**Exercise requirements**
Take the material below and retype it in full; pictures are left out.

Begin

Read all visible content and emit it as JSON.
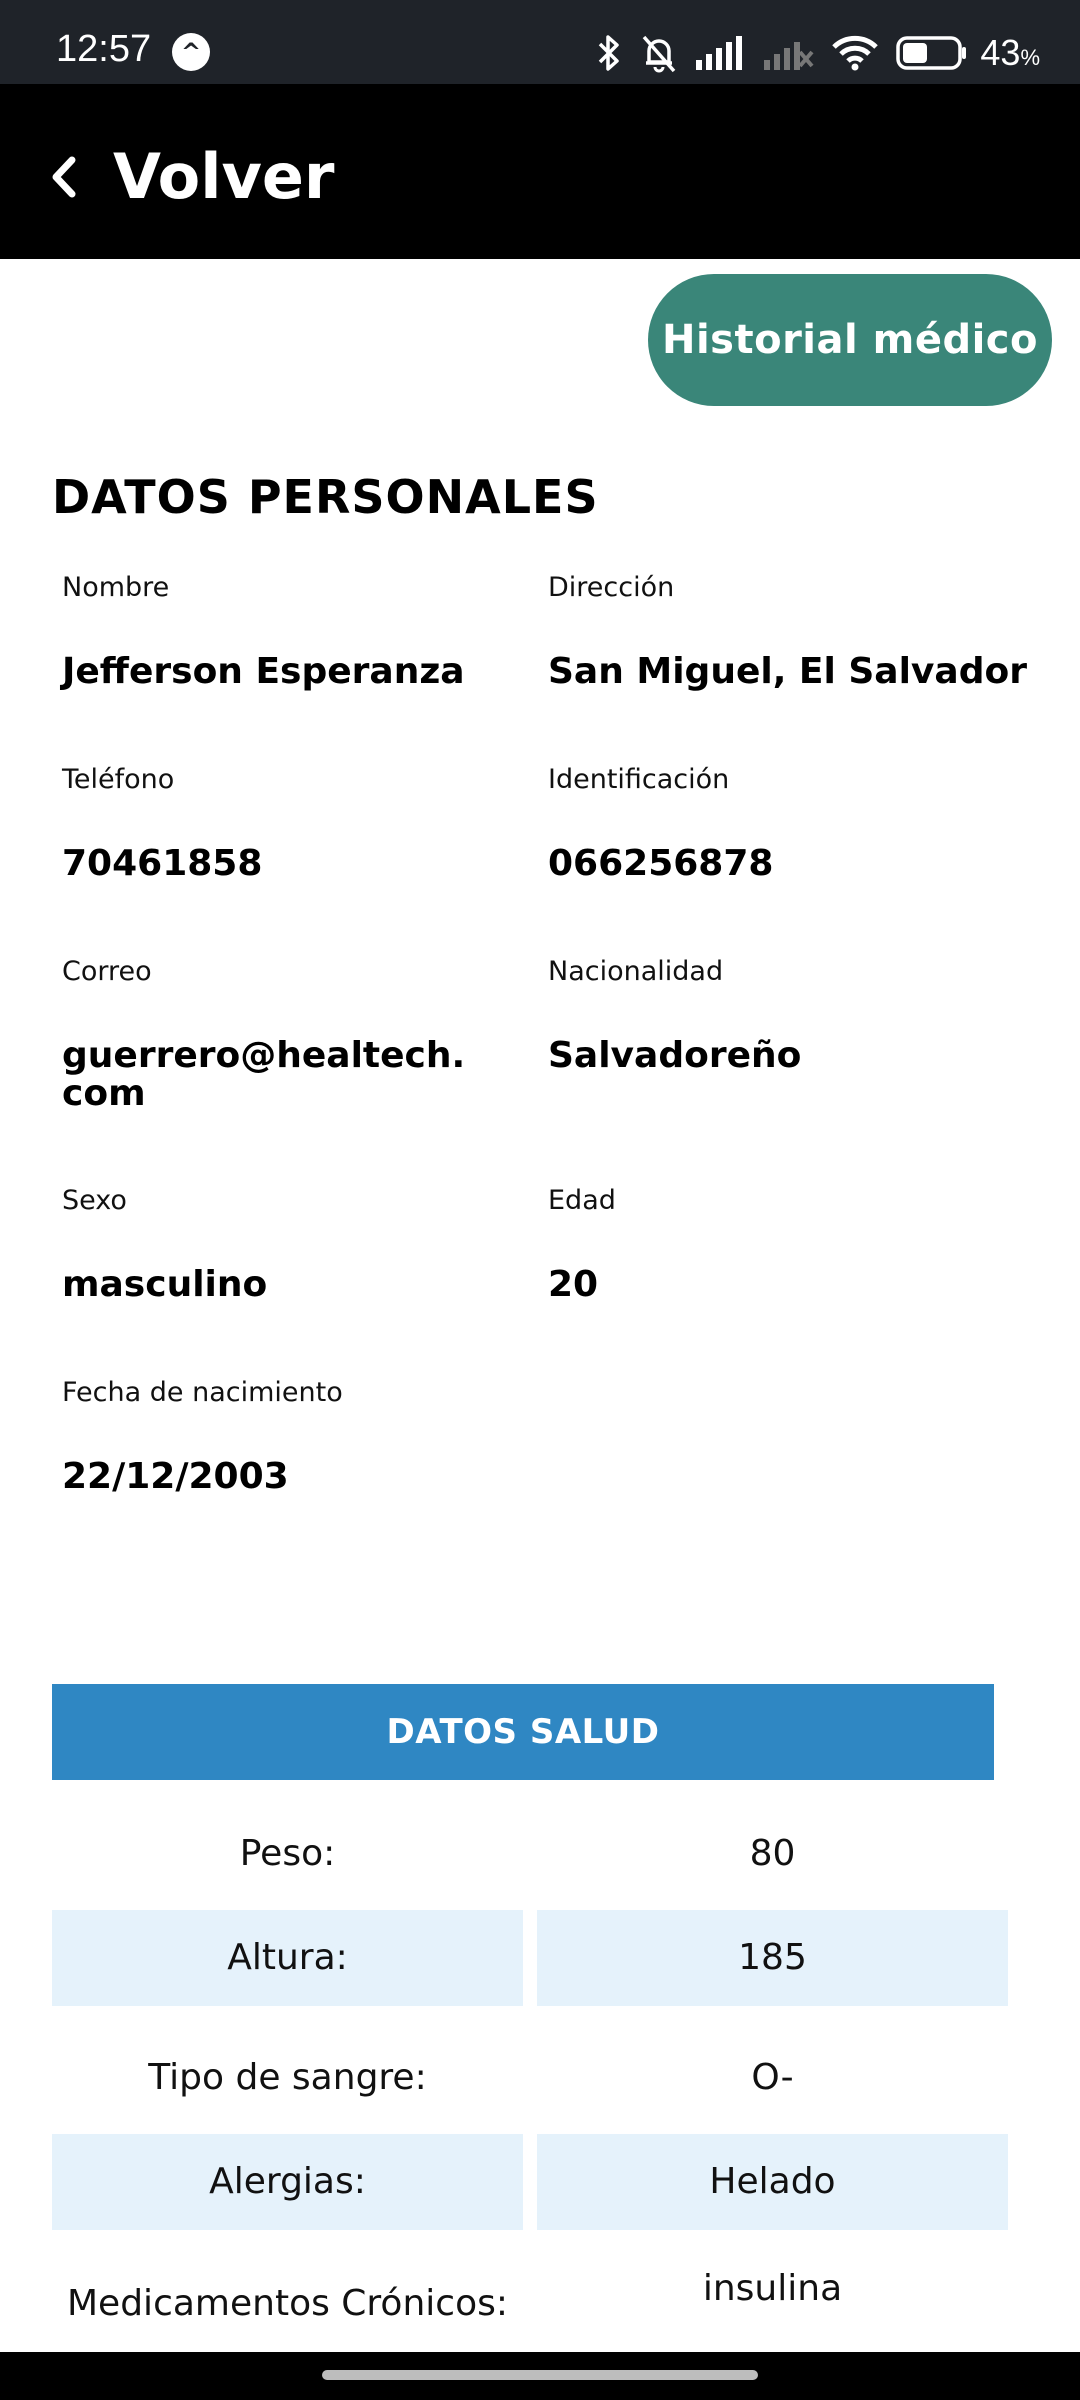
{
  "status_bar": {
    "time": "12:57",
    "app_icon_glyph": "^",
    "battery": "43",
    "battery_unit": "%",
    "icons": [
      "bluetooth-icon",
      "bell-muted-icon",
      "signal-icon",
      "signal-no-service-icon",
      "wifi-icon",
      "battery-icon"
    ]
  },
  "header": {
    "back_label": "Volver",
    "back_icon": "chevron-left-icon"
  },
  "history_button": {
    "label": "Historial médico",
    "color": "#3a8679"
  },
  "personal": {
    "title": "DATOS PERSONALES",
    "fields": [
      {
        "label": "Nombre",
        "value": "Jefferson Esperanza"
      },
      {
        "label": "Dirección",
        "value": "San Miguel, El Salvador"
      },
      {
        "label": "Teléfono",
        "value": "70461858"
      },
      {
        "label": "Identificación",
        "value": "066256878"
      },
      {
        "label": "Correo",
        "value": "guerrero@healtech.com"
      },
      {
        "label": "Nacionalidad",
        "value": "Salvadoreño"
      },
      {
        "label": "Sexo",
        "value": "masculino"
      },
      {
        "label": "Edad",
        "value": "20"
      },
      {
        "label": "Fecha de nacimiento",
        "value": "22/12/2003"
      }
    ]
  },
  "health": {
    "title": "DATOS SALUD",
    "header_color": "#2f87c3",
    "row_shade_color": "#e5f2fb",
    "rows": [
      {
        "key": "Peso:",
        "value": "80"
      },
      {
        "key": "Altura:",
        "value": "185"
      },
      {
        "key": "Tipo de sangre:",
        "value": "O-"
      },
      {
        "key": "Alergias:",
        "value": "Helado"
      },
      {
        "key": "Medicamentos Crónicos:",
        "value": "insulina"
      }
    ]
  }
}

End

**Answer to this exercise**
Read all visible content and emit it as JSON.
{
  "status_bar": {
    "time": "12:57",
    "app_icon_glyph": "^",
    "battery": "43",
    "battery_unit": "%",
    "icons": [
      "bluetooth-icon",
      "bell-muted-icon",
      "signal-icon",
      "signal-no-service-icon",
      "wifi-icon",
      "battery-icon"
    ]
  },
  "header": {
    "back_label": "Volver",
    "back_icon": "chevron-left-icon"
  },
  "history_button": {
    "label": "Historial médico",
    "color": "#3a8679"
  },
  "personal": {
    "title": "DATOS PERSONALES",
    "fields": [
      {
        "label": "Nombre",
        "value": "Jefferson Esperanza"
      },
      {
        "label": "Dirección",
        "value": "San Miguel, El Salvador"
      },
      {
        "label": "Teléfono",
        "value": "70461858"
      },
      {
        "label": "Identificación",
        "value": "066256878"
      },
      {
        "label": "Correo",
        "value": "guerrero@healtech.com"
      },
      {
        "label": "Nacionalidad",
        "value": "Salvadoreño"
      },
      {
        "label": "Sexo",
        "value": "masculino"
      },
      {
        "label": "Edad",
        "value": "20"
      },
      {
        "label": "Fecha de nacimiento",
        "value": "22/12/2003"
      }
    ]
  },
  "health": {
    "title": "DATOS SALUD",
    "header_color": "#2f87c3",
    "row_shade_color": "#e5f2fb",
    "rows": [
      {
        "key": "Peso:",
        "value": "80"
      },
      {
        "key": "Altura:",
        "value": "185"
      },
      {
        "key": "Tipo de sangre:",
        "value": "O-"
      },
      {
        "key": "Alergias:",
        "value": "Helado"
      },
      {
        "key": "Medicamentos Crónicos:",
        "value": "insulina"
      }
    ]
  }
}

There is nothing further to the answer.